***** PROVIDED INFORMATION

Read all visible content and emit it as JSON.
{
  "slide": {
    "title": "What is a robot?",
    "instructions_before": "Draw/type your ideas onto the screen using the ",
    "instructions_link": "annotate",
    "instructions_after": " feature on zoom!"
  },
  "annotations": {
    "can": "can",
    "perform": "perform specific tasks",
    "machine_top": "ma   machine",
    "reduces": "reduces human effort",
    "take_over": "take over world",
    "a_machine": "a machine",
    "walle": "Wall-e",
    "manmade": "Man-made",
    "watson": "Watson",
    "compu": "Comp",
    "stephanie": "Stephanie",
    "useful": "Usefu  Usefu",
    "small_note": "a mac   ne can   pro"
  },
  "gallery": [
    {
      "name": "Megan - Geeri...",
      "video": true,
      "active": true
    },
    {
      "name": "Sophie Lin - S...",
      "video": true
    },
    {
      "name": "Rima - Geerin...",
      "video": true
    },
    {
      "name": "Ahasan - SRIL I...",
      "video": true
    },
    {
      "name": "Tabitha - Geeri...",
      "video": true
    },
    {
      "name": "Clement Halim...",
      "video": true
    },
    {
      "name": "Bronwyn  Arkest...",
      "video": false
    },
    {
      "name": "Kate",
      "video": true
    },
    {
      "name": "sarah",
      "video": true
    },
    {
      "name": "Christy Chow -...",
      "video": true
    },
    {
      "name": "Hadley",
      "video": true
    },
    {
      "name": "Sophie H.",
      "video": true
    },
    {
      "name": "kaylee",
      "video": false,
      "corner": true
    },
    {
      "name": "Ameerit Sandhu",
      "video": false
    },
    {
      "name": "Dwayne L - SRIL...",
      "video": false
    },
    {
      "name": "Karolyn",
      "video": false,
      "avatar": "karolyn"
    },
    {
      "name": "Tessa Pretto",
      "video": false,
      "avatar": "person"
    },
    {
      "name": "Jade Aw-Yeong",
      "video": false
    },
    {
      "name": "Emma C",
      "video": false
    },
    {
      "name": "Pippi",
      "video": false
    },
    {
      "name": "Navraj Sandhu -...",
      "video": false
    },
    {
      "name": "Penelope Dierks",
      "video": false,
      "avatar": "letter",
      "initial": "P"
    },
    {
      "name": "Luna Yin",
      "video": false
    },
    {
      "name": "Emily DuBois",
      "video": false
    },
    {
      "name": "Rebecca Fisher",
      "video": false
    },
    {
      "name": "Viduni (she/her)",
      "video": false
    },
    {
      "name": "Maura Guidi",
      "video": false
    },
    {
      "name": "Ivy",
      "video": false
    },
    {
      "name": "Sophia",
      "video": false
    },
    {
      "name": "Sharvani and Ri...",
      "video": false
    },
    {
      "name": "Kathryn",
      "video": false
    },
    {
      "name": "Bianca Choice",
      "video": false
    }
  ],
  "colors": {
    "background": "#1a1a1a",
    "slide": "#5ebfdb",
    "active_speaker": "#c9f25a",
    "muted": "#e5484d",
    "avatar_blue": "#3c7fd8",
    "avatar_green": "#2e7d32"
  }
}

**********

• YOUR INSTRUCTIONS
Repeat the data above exactly.

• SOLUTION FOR THIS TASK
Read all visible content and emit it as JSON.
{
  "slide": {
    "title": "What is a robot?",
    "instructions_before": "Draw/type your ideas onto the screen using the ",
    "instructions_link": "annotate",
    "instructions_after": " feature on zoom!"
  },
  "annotations": {
    "can": "can",
    "perform": "perform specific tasks",
    "machine_top": "ma   machine",
    "reduces": "reduces human effort",
    "take_over": "take over world",
    "a_machine": "a machine",
    "walle": "Wall-e",
    "manmade": "Man-made",
    "watson": "Watson",
    "compu": "Comp",
    "stephanie": "Stephanie",
    "useful": "Usefu  Usefu",
    "small_note": "a mac   ne can   pro"
  },
  "gallery": [
    {
      "name": "Megan - Geeri...",
      "video": true,
      "active": true
    },
    {
      "name": "Sophie Lin - S...",
      "video": true
    },
    {
      "name": "Rima - Geerin...",
      "video": true
    },
    {
      "name": "Ahasan - SRIL I...",
      "video": true
    },
    {
      "name": "Tabitha - Geeri...",
      "video": true
    },
    {
      "name": "Clement Halim...",
      "video": true
    },
    {
      "name": "Bronwyn  Arkest...",
      "video": false
    },
    {
      "name": "Kate",
      "video": true
    },
    {
      "name": "sarah",
      "video": true
    },
    {
      "name": "Christy Chow -...",
      "video": true
    },
    {
      "name": "Hadley",
      "video": true
    },
    {
      "name": "Sophie H.",
      "video": true
    },
    {
      "name": "kaylee",
      "video": false,
      "corner": true
    },
    {
      "name": "Ameerit Sandhu",
      "video": false
    },
    {
      "name": "Dwayne L - SRIL...",
      "video": false
    },
    {
      "name": "Karolyn",
      "video": false,
      "avatar": "karolyn"
    },
    {
      "name": "Tessa Pretto",
      "video": false,
      "avatar": "person"
    },
    {
      "name": "Jade Aw-Yeong",
      "video": false
    },
    {
      "name": "Emma C",
      "video": false
    },
    {
      "name": "Pippi",
      "video": false
    },
    {
      "name": "Navraj Sandhu -...",
      "video": false
    },
    {
      "name": "Penelope Dierks",
      "video": false,
      "avatar": "letter",
      "initial": "P"
    },
    {
      "name": "Luna Yin",
      "video": false
    },
    {
      "name": "Emily DuBois",
      "video": false
    },
    {
      "name": "Rebecca Fisher",
      "video": false
    },
    {
      "name": "Viduni (she/her)",
      "video": false
    },
    {
      "name": "Maura Guidi",
      "video": false
    },
    {
      "name": "Ivy",
      "video": false
    },
    {
      "name": "Sophia",
      "video": false
    },
    {
      "name": "Sharvani and Ri...",
      "video": false
    },
    {
      "name": "Kathryn",
      "video": false
    },
    {
      "name": "Bianca Choice",
      "video": false
    }
  ],
  "colors": {
    "background": "#1a1a1a",
    "slide": "#5ebfdb",
    "active_speaker": "#c9f25a",
    "muted": "#e5484d",
    "avatar_blue": "#3c7fd8",
    "avatar_green": "#2e7d32"
  }
}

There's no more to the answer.